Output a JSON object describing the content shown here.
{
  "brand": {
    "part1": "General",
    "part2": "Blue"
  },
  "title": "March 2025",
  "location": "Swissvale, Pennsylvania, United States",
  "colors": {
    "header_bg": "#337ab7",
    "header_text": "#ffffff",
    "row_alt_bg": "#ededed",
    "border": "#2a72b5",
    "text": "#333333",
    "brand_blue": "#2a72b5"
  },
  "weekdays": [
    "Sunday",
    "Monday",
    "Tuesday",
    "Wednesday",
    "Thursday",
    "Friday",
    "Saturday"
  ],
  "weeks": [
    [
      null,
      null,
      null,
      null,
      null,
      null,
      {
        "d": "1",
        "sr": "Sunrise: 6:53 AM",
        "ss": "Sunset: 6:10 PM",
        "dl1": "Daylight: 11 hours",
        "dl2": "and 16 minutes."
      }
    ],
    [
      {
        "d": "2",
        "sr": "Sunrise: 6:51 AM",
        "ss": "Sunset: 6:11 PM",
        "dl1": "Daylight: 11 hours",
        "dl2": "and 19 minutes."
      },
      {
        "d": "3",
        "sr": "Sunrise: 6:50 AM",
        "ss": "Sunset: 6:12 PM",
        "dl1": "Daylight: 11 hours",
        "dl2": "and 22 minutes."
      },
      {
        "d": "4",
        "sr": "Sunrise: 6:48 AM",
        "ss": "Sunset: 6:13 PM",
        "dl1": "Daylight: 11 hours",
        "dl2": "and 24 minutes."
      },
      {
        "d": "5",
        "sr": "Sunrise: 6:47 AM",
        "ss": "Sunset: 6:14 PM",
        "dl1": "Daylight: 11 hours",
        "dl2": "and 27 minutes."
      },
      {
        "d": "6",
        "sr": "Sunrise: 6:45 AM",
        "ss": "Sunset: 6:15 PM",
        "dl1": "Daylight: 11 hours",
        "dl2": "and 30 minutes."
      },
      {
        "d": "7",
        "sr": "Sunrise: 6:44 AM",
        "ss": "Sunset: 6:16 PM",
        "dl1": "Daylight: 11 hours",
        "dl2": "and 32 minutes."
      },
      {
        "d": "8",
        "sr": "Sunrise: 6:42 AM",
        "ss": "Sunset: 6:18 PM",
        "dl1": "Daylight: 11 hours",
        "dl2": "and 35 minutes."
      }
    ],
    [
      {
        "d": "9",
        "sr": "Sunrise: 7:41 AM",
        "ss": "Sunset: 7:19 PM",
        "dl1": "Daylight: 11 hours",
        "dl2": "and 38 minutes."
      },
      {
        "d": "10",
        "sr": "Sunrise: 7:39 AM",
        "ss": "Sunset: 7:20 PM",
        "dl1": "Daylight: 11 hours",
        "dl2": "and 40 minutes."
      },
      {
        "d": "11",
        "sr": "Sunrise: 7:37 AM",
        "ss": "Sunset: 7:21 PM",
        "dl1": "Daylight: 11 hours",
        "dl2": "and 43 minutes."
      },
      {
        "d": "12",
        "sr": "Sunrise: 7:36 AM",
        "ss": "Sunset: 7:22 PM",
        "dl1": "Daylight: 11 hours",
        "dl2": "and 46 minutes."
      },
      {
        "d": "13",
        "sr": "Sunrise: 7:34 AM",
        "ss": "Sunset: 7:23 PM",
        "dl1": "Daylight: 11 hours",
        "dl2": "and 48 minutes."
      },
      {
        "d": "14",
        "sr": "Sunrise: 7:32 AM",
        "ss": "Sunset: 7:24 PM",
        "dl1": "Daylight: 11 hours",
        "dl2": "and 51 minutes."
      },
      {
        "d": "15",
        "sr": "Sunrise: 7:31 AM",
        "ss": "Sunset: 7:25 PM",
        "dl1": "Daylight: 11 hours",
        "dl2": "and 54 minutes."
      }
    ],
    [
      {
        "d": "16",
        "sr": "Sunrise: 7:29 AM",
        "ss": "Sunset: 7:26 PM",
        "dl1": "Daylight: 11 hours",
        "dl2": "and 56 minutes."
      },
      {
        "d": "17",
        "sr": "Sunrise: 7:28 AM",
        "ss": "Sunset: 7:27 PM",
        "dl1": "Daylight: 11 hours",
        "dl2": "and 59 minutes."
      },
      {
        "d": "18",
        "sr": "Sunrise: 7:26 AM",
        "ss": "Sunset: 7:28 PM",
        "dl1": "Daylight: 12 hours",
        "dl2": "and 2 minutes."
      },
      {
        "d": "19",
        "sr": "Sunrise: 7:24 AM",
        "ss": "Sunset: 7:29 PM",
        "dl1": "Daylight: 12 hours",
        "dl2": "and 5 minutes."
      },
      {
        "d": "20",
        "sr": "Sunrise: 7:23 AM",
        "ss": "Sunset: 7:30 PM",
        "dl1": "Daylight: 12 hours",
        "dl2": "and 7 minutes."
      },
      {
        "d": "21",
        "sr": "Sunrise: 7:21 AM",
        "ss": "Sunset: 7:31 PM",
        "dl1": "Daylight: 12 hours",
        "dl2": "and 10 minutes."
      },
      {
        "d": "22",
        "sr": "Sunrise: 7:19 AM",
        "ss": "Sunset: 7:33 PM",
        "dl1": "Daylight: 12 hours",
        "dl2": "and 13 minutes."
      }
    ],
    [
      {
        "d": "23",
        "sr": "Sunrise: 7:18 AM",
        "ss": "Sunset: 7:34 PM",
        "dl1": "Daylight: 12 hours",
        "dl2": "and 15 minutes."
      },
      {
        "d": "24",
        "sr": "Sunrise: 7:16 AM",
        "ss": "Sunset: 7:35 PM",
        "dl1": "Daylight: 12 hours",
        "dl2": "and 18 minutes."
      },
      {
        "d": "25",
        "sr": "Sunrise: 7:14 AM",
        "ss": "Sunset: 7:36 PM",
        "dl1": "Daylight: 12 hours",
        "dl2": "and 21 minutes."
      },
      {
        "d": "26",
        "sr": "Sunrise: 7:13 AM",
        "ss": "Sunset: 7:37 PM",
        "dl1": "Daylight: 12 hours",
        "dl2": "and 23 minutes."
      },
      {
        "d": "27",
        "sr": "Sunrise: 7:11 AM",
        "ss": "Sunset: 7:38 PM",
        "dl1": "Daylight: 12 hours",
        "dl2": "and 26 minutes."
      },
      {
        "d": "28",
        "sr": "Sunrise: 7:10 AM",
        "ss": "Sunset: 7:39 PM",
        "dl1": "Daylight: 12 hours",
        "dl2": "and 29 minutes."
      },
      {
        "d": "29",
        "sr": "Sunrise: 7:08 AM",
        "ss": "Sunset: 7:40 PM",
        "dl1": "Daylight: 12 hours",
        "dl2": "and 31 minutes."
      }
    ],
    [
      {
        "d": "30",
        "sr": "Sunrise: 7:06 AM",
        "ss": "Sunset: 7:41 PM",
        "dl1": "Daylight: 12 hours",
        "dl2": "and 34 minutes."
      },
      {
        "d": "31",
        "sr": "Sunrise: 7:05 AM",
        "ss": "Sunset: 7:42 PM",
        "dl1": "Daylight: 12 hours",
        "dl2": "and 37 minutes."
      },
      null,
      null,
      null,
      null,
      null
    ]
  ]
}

= Exercise =
Word for word, restate all of the data shown above.

= The answer =
Output a JSON object describing the content shown here.
{
  "brand": {
    "part1": "General",
    "part2": "Blue"
  },
  "title": "March 2025",
  "location": "Swissvale, Pennsylvania, United States",
  "colors": {
    "header_bg": "#337ab7",
    "header_text": "#ffffff",
    "row_alt_bg": "#ededed",
    "border": "#2a72b5",
    "text": "#333333",
    "brand_blue": "#2a72b5"
  },
  "weekdays": [
    "Sunday",
    "Monday",
    "Tuesday",
    "Wednesday",
    "Thursday",
    "Friday",
    "Saturday"
  ],
  "weeks": [
    [
      null,
      null,
      null,
      null,
      null,
      null,
      {
        "d": "1",
        "sr": "Sunrise: 6:53 AM",
        "ss": "Sunset: 6:10 PM",
        "dl1": "Daylight: 11 hours",
        "dl2": "and 16 minutes."
      }
    ],
    [
      {
        "d": "2",
        "sr": "Sunrise: 6:51 AM",
        "ss": "Sunset: 6:11 PM",
        "dl1": "Daylight: 11 hours",
        "dl2": "and 19 minutes."
      },
      {
        "d": "3",
        "sr": "Sunrise: 6:50 AM",
        "ss": "Sunset: 6:12 PM",
        "dl1": "Daylight: 11 hours",
        "dl2": "and 22 minutes."
      },
      {
        "d": "4",
        "sr": "Sunrise: 6:48 AM",
        "ss": "Sunset: 6:13 PM",
        "dl1": "Daylight: 11 hours",
        "dl2": "and 24 minutes."
      },
      {
        "d": "5",
        "sr": "Sunrise: 6:47 AM",
        "ss": "Sunset: 6:14 PM",
        "dl1": "Daylight: 11 hours",
        "dl2": "and 27 minutes."
      },
      {
        "d": "6",
        "sr": "Sunrise: 6:45 AM",
        "ss": "Sunset: 6:15 PM",
        "dl1": "Daylight: 11 hours",
        "dl2": "and 30 minutes."
      },
      {
        "d": "7",
        "sr": "Sunrise: 6:44 AM",
        "ss": "Sunset: 6:16 PM",
        "dl1": "Daylight: 11 hours",
        "dl2": "and 32 minutes."
      },
      {
        "d": "8",
        "sr": "Sunrise: 6:42 AM",
        "ss": "Sunset: 6:18 PM",
        "dl1": "Daylight: 11 hours",
        "dl2": "and 35 minutes."
      }
    ],
    [
      {
        "d": "9",
        "sr": "Sunrise: 7:41 AM",
        "ss": "Sunset: 7:19 PM",
        "dl1": "Daylight: 11 hours",
        "dl2": "and 38 minutes."
      },
      {
        "d": "10",
        "sr": "Sunrise: 7:39 AM",
        "ss": "Sunset: 7:20 PM",
        "dl1": "Daylight: 11 hours",
        "dl2": "and 40 minutes."
      },
      {
        "d": "11",
        "sr": "Sunrise: 7:37 AM",
        "ss": "Sunset: 7:21 PM",
        "dl1": "Daylight: 11 hours",
        "dl2": "and 43 minutes."
      },
      {
        "d": "12",
        "sr": "Sunrise: 7:36 AM",
        "ss": "Sunset: 7:22 PM",
        "dl1": "Daylight: 11 hours",
        "dl2": "and 46 minutes."
      },
      {
        "d": "13",
        "sr": "Sunrise: 7:34 AM",
        "ss": "Sunset: 7:23 PM",
        "dl1": "Daylight: 11 hours",
        "dl2": "and 48 minutes."
      },
      {
        "d": "14",
        "sr": "Sunrise: 7:32 AM",
        "ss": "Sunset: 7:24 PM",
        "dl1": "Daylight: 11 hours",
        "dl2": "and 51 minutes."
      },
      {
        "d": "15",
        "sr": "Sunrise: 7:31 AM",
        "ss": "Sunset: 7:25 PM",
        "dl1": "Daylight: 11 hours",
        "dl2": "and 54 minutes."
      }
    ],
    [
      {
        "d": "16",
        "sr": "Sunrise: 7:29 AM",
        "ss": "Sunset: 7:26 PM",
        "dl1": "Daylight: 11 hours",
        "dl2": "and 56 minutes."
      },
      {
        "d": "17",
        "sr": "Sunrise: 7:28 AM",
        "ss": "Sunset: 7:27 PM",
        "dl1": "Daylight: 11 hours",
        "dl2": "and 59 minutes."
      },
      {
        "d": "18",
        "sr": "Sunrise: 7:26 AM",
        "ss": "Sunset: 7:28 PM",
        "dl1": "Daylight: 12 hours",
        "dl2": "and 2 minutes."
      },
      {
        "d": "19",
        "sr": "Sunrise: 7:24 AM",
        "ss": "Sunset: 7:29 PM",
        "dl1": "Daylight: 12 hours",
        "dl2": "and 5 minutes."
      },
      {
        "d": "20",
        "sr": "Sunrise: 7:23 AM",
        "ss": "Sunset: 7:30 PM",
        "dl1": "Daylight: 12 hours",
        "dl2": "and 7 minutes."
      },
      {
        "d": "21",
        "sr": "Sunrise: 7:21 AM",
        "ss": "Sunset: 7:31 PM",
        "dl1": "Daylight: 12 hours",
        "dl2": "and 10 minutes."
      },
      {
        "d": "22",
        "sr": "Sunrise: 7:19 AM",
        "ss": "Sunset: 7:33 PM",
        "dl1": "Daylight: 12 hours",
        "dl2": "and 13 minutes."
      }
    ],
    [
      {
        "d": "23",
        "sr": "Sunrise: 7:18 AM",
        "ss": "Sunset: 7:34 PM",
        "dl1": "Daylight: 12 hours",
        "dl2": "and 15 minutes."
      },
      {
        "d": "24",
        "sr": "Sunrise: 7:16 AM",
        "ss": "Sunset: 7:35 PM",
        "dl1": "Daylight: 12 hours",
        "dl2": "and 18 minutes."
      },
      {
        "d": "25",
        "sr": "Sunrise: 7:14 AM",
        "ss": "Sunset: 7:36 PM",
        "dl1": "Daylight: 12 hours",
        "dl2": "and 21 minutes."
      },
      {
        "d": "26",
        "sr": "Sunrise: 7:13 AM",
        "ss": "Sunset: 7:37 PM",
        "dl1": "Daylight: 12 hours",
        "dl2": "and 23 minutes."
      },
      {
        "d": "27",
        "sr": "Sunrise: 7:11 AM",
        "ss": "Sunset: 7:38 PM",
        "dl1": "Daylight: 12 hours",
        "dl2": "and 26 minutes."
      },
      {
        "d": "28",
        "sr": "Sunrise: 7:10 AM",
        "ss": "Sunset: 7:39 PM",
        "dl1": "Daylight: 12 hours",
        "dl2": "and 29 minutes."
      },
      {
        "d": "29",
        "sr": "Sunrise: 7:08 AM",
        "ss": "Sunset: 7:40 PM",
        "dl1": "Daylight: 12 hours",
        "dl2": "and 31 minutes."
      }
    ],
    [
      {
        "d": "30",
        "sr": "Sunrise: 7:06 AM",
        "ss": "Sunset: 7:41 PM",
        "dl1": "Daylight: 12 hours",
        "dl2": "and 34 minutes."
      },
      {
        "d": "31",
        "sr": "Sunrise: 7:05 AM",
        "ss": "Sunset: 7:42 PM",
        "dl1": "Daylight: 12 hours",
        "dl2": "and 37 minutes."
      },
      null,
      null,
      null,
      null,
      null
    ]
  ]
}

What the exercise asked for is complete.